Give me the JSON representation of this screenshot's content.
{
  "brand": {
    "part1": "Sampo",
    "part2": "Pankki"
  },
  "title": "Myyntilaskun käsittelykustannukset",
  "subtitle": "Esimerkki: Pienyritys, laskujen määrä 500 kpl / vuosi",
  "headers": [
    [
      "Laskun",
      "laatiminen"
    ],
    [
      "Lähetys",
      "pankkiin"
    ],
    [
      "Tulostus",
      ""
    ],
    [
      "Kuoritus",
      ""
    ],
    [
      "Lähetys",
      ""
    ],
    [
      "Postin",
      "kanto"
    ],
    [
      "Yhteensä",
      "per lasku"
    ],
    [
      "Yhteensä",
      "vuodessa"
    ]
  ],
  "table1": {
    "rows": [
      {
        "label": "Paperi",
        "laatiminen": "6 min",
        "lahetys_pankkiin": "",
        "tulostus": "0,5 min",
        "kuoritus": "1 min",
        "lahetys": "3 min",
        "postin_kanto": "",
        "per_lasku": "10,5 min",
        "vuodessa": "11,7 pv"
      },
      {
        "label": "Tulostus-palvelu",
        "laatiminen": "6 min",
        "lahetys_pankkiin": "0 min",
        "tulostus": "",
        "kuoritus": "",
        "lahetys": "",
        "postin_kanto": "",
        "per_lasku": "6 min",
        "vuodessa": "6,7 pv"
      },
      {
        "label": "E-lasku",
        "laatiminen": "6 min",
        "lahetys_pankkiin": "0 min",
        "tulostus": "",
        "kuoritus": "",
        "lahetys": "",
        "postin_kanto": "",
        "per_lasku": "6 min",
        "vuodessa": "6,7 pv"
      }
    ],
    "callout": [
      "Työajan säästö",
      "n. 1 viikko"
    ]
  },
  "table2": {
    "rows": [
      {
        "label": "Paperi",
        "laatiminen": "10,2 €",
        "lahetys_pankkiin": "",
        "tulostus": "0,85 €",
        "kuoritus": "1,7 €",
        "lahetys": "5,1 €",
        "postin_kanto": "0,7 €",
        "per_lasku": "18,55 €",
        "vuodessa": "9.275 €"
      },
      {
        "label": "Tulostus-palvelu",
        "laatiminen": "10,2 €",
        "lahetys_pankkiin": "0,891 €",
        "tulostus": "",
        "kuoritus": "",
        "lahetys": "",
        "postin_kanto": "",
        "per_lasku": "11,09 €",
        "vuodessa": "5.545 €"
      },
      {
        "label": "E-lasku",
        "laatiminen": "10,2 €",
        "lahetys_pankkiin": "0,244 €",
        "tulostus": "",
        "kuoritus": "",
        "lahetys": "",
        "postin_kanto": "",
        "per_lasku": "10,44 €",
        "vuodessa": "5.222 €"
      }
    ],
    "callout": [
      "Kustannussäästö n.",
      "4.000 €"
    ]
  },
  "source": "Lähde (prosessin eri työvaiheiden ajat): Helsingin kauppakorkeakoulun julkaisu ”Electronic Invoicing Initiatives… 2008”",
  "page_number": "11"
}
----
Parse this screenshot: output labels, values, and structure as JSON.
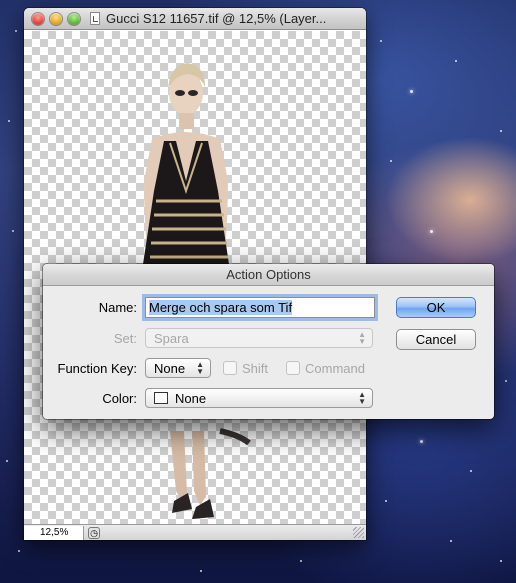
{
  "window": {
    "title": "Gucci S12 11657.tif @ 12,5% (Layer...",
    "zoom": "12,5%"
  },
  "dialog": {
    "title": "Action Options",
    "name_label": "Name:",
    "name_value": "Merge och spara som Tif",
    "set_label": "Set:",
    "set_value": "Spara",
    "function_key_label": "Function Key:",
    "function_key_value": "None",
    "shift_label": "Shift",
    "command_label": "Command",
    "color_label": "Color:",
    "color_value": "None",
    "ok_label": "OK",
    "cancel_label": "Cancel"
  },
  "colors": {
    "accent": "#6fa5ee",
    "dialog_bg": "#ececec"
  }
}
----
# [Description of the task]
Gather each line of the listing that holds the string "None".

# [Exercise solution]
    "function_key_value": "None",
    "color_value": "None",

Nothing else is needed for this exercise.